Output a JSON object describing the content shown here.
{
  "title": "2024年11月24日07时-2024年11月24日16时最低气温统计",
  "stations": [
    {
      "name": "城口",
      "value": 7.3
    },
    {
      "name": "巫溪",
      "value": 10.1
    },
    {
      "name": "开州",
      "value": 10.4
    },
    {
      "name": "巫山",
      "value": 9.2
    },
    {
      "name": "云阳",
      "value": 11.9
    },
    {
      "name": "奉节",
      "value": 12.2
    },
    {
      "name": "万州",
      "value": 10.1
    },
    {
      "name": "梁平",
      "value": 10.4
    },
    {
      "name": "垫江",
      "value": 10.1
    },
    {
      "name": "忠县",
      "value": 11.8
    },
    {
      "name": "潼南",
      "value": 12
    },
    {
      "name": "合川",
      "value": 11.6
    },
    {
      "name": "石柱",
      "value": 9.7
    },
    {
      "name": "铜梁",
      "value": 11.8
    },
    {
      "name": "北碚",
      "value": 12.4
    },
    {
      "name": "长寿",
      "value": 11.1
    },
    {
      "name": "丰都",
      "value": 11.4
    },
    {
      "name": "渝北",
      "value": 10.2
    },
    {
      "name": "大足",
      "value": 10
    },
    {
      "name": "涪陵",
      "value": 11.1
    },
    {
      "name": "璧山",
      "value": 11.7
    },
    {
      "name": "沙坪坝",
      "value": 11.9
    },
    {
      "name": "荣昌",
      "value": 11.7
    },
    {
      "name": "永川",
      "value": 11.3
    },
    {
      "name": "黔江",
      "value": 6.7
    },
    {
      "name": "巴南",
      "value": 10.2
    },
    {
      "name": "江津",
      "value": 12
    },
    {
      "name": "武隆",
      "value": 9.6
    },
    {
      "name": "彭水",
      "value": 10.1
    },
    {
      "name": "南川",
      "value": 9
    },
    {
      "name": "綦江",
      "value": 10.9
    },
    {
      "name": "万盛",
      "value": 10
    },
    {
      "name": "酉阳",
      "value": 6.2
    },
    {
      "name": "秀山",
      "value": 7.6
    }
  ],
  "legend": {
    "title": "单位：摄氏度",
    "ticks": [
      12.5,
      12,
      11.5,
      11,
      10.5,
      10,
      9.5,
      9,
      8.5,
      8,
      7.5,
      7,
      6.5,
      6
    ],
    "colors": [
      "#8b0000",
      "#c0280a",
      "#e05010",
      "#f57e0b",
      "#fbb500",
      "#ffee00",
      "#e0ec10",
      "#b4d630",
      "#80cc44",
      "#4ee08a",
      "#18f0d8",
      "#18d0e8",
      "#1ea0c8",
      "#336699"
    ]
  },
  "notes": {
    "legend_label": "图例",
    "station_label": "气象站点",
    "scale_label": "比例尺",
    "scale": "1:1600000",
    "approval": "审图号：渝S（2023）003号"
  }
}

▸ **DIRECTIVE**:
Every record above should be copied exactly.

▸ **FULL RESPONSE**:
Output a JSON object describing the content shown here.
{
  "title": "2024年11月24日07时-2024年11月24日16时最低气温统计",
  "stations": [
    {
      "name": "城口",
      "value": 7.3
    },
    {
      "name": "巫溪",
      "value": 10.1
    },
    {
      "name": "开州",
      "value": 10.4
    },
    {
      "name": "巫山",
      "value": 9.2
    },
    {
      "name": "云阳",
      "value": 11.9
    },
    {
      "name": "奉节",
      "value": 12.2
    },
    {
      "name": "万州",
      "value": 10.1
    },
    {
      "name": "梁平",
      "value": 10.4
    },
    {
      "name": "垫江",
      "value": 10.1
    },
    {
      "name": "忠县",
      "value": 11.8
    },
    {
      "name": "潼南",
      "value": 12
    },
    {
      "name": "合川",
      "value": 11.6
    },
    {
      "name": "石柱",
      "value": 9.7
    },
    {
      "name": "铜梁",
      "value": 11.8
    },
    {
      "name": "北碚",
      "value": 12.4
    },
    {
      "name": "长寿",
      "value": 11.1
    },
    {
      "name": "丰都",
      "value": 11.4
    },
    {
      "name": "渝北",
      "value": 10.2
    },
    {
      "name": "大足",
      "value": 10
    },
    {
      "name": "涪陵",
      "value": 11.1
    },
    {
      "name": "璧山",
      "value": 11.7
    },
    {
      "name": "沙坪坝",
      "value": 11.9
    },
    {
      "name": "荣昌",
      "value": 11.7
    },
    {
      "name": "永川",
      "value": 11.3
    },
    {
      "name": "黔江",
      "value": 6.7
    },
    {
      "name": "巴南",
      "value": 10.2
    },
    {
      "name": "江津",
      "value": 12
    },
    {
      "name": "武隆",
      "value": 9.6
    },
    {
      "name": "彭水",
      "value": 10.1
    },
    {
      "name": "南川",
      "value": 9
    },
    {
      "name": "綦江",
      "value": 10.9
    },
    {
      "name": "万盛",
      "value": 10
    },
    {
      "name": "酉阳",
      "value": 6.2
    },
    {
      "name": "秀山",
      "value": 7.6
    }
  ],
  "legend": {
    "title": "单位：摄氏度",
    "ticks": [
      12.5,
      12,
      11.5,
      11,
      10.5,
      10,
      9.5,
      9,
      8.5,
      8,
      7.5,
      7,
      6.5,
      6
    ],
    "colors": [
      "#8b0000",
      "#c0280a",
      "#e05010",
      "#f57e0b",
      "#fbb500",
      "#ffee00",
      "#e0ec10",
      "#b4d630",
      "#80cc44",
      "#4ee08a",
      "#18f0d8",
      "#18d0e8",
      "#1ea0c8",
      "#336699"
    ]
  },
  "notes": {
    "legend_label": "图例",
    "station_label": "气象站点",
    "scale_label": "比例尺",
    "scale": "1:1600000",
    "approval": "审图号：渝S（2023）003号"
  }
}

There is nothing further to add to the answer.